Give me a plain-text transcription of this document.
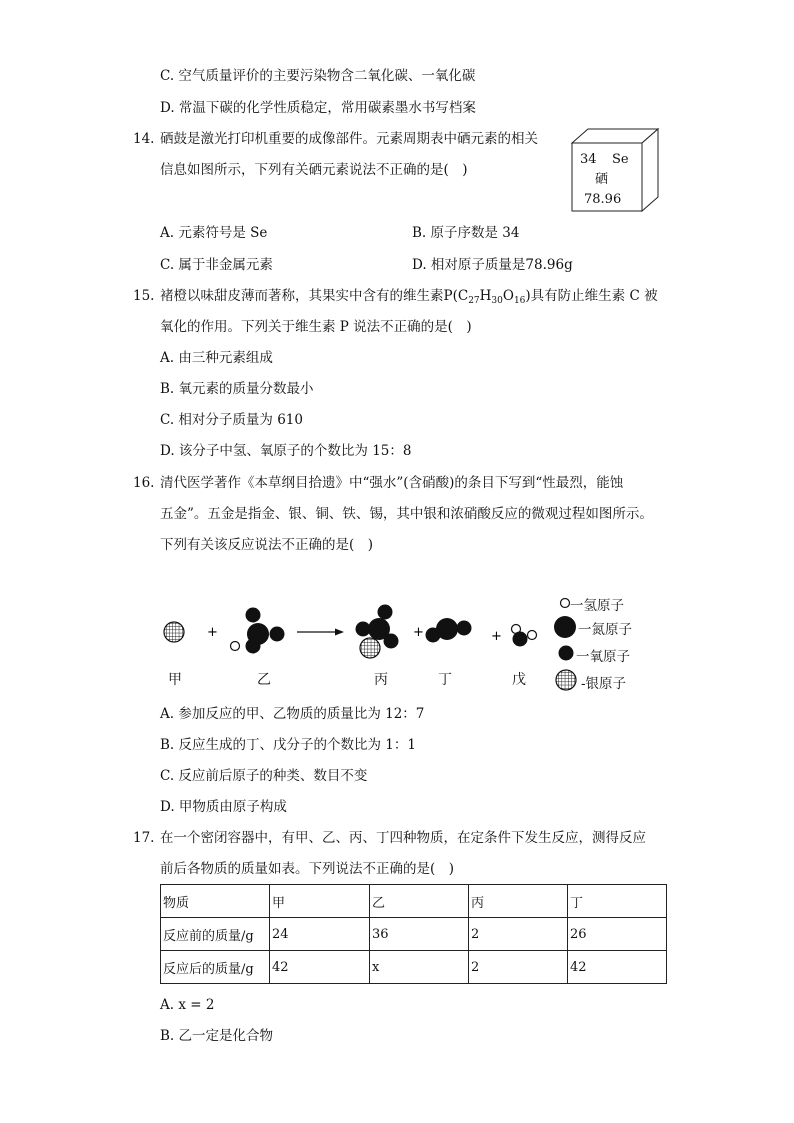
C. 空气质量评价的主要污染物含二氧化碳、一氧化碳
D. 常温下碳的化学性质稳定，常用碳素墨水书写档案
14. 硒鼓是激光打印机重要的成像部件。元素周期表中硒元素的相关
信息如图所示，下列有关硒元素说法不正确的是(　)
34 Se
硒
78.96
A. 元素符号是 Se	B. 原子序数是 34
C. 属于非金属元素	D. 相对原子质量是78.96g
15. 褚橙以味甜皮薄而著称，其果实中含有的维生素$P(C_{27}H_{30}O_{16})$具有防止维生素 C 被
氧化的作用。下列关于维生素 P 说法不正确的是(　)
A. 由三种元素组成
B. 氧元素的质量分数最小
C. 相对分子质量为 610
D. 该分子中氢、氧原子的个数比为 15：8
16. 清代医学著作《本草纲目拾遗》中“强水”(含硝酸)的条目下写到“性最烈，能蚀
五金”。五金是指金、银、铜、铁、锡，其中银和浓硝酸反应的微观过程如图所示。
下列有关该反应说法不正确的是(　)
+	+	+
一氢原子
一氮原子
一氧原子
-银原子
甲	乙	丙	丁	戊
A. 参加反应的甲、乙物质的质量比为 12：7
B. 反应生成的丁、戊分子的个数比为 1：1
C. 反应前后原子的种类、数目不变
D. 甲物质由原子构成
17. 在一个密闭容器中，有甲、乙、丙、丁四种物质，在定条件下发生反应，测得反应
前后各物质的质量如表。下列说法不正确的是(　)
物质	甲	乙	丙	丁
反应前的质量/g	24	36	2	26
反应后的质量/g	42	x	2	42
A. x = 2
B. 乙一定是化合物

******************************

§ **TASK TO CARRY OUT**:
Retype each line of the listing above word for word. Exclude the pictures.

§ **CORRECT ANSWER**:
Give me a plain-text transcription of this document.
C. 空气质量评价的主要污染物含二氧化碳、一氧化碳
D. 常温下碳的化学性质稳定，常用碳素墨水书写档案
14. 硒鼓是激光打印机重要的成像部件。元素周期表中硒元素的相关
信息如图所示，下列有关硒元素说法不正确的是(　)
34 Se
硒
78.96
A. 元素符号是 Se	B. 原子序数是 34
C. 属于非金属元素	D. 相对原子质量是78.96g
15. 褚橙以味甜皮薄而著称，其果实中含有的维生素$P(C_{27}H_{30}O_{16})$具有防止维生素 C 被
氧化的作用。下列关于维生素 P 说法不正确的是(　)
A. 由三种元素组成
B. 氧元素的质量分数最小
C. 相对分子质量为 610
D. 该分子中氢、氧原子的个数比为 15：8
16. 清代医学著作《本草纲目拾遗》中“强水”(含硝酸)的条目下写到“性最烈，能蚀
五金”。五金是指金、银、铜、铁、锡，其中银和浓硝酸反应的微观过程如图所示。
下列有关该反应说法不正确的是(　)
+	+	+
一氢原子
一氮原子
一氧原子
-银原子
甲	乙	丙	丁	戊
A. 参加反应的甲、乙物质的质量比为 12：7
B. 反应生成的丁、戊分子的个数比为 1：1
C. 反应前后原子的种类、数目不变
D. 甲物质由原子构成
17. 在一个密闭容器中，有甲、乙、丙、丁四种物质，在定条件下发生反应，测得反应
前后各物质的质量如表。下列说法不正确的是(　)
物质	甲	乙	丙	丁
反应前的质量/g	24	36	2	26
反应后的质量/g	42	x	2	42
A. x = 2
B. 乙一定是化合物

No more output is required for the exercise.